▶ [Instructions for the task]: Write out the whole of the material exactly.

---------- Available data

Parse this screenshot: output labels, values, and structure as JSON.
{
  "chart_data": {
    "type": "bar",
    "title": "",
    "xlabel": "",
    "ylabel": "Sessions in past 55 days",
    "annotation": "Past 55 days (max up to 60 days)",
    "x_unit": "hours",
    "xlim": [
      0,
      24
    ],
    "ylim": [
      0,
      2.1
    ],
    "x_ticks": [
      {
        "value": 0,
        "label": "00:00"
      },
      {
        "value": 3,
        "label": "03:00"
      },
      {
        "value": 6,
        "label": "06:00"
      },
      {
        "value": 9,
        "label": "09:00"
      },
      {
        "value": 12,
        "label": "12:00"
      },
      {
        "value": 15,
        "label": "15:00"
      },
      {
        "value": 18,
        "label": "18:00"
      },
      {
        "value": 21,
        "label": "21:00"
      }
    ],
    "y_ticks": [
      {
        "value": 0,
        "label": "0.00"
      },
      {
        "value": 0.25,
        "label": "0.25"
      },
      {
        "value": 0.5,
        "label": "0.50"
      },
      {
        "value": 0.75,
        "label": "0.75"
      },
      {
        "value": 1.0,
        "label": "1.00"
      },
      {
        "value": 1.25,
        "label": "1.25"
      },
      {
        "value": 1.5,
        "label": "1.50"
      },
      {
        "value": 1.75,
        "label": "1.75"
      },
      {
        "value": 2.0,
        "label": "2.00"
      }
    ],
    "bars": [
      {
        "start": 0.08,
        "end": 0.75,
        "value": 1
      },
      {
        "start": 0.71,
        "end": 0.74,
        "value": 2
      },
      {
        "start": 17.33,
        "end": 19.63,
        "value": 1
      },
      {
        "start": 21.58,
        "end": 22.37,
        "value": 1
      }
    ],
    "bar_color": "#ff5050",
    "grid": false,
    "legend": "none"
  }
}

--------------------

▶ [Correct response]:
Parse this screenshot: output labels, values, and structure as JSON.
{
  "chart_data": {
    "type": "bar",
    "title": "",
    "xlabel": "",
    "ylabel": "Sessions in past 55 days",
    "annotation": "Past 55 days (max up to 60 days)",
    "x_unit": "hours",
    "xlim": [
      0,
      24
    ],
    "ylim": [
      0,
      2.1
    ],
    "x_ticks": [
      {
        "value": 0,
        "label": "00:00"
      },
      {
        "value": 3,
        "label": "03:00"
      },
      {
        "value": 6,
        "label": "06:00"
      },
      {
        "value": 9,
        "label": "09:00"
      },
      {
        "value": 12,
        "label": "12:00"
      },
      {
        "value": 15,
        "label": "15:00"
      },
      {
        "value": 18,
        "label": "18:00"
      },
      {
        "value": 21,
        "label": "21:00"
      }
    ],
    "y_ticks": [
      {
        "value": 0,
        "label": "0.00"
      },
      {
        "value": 0.25,
        "label": "0.25"
      },
      {
        "value": 0.5,
        "label": "0.50"
      },
      {
        "value": 0.75,
        "label": "0.75"
      },
      {
        "value": 1.0,
        "label": "1.00"
      },
      {
        "value": 1.25,
        "label": "1.25"
      },
      {
        "value": 1.5,
        "label": "1.50"
      },
      {
        "value": 1.75,
        "label": "1.75"
      },
      {
        "value": 2.0,
        "label": "2.00"
      }
    ],
    "bars": [
      {
        "start": 0.08,
        "end": 0.75,
        "value": 1
      },
      {
        "start": 0.71,
        "end": 0.74,
        "value": 2
      },
      {
        "start": 17.33,
        "end": 19.63,
        "value": 1
      },
      {
        "start": 21.58,
        "end": 22.37,
        "value": 1
      }
    ],
    "bar_color": "#ff5050",
    "grid": false,
    "legend": "none"
  }
}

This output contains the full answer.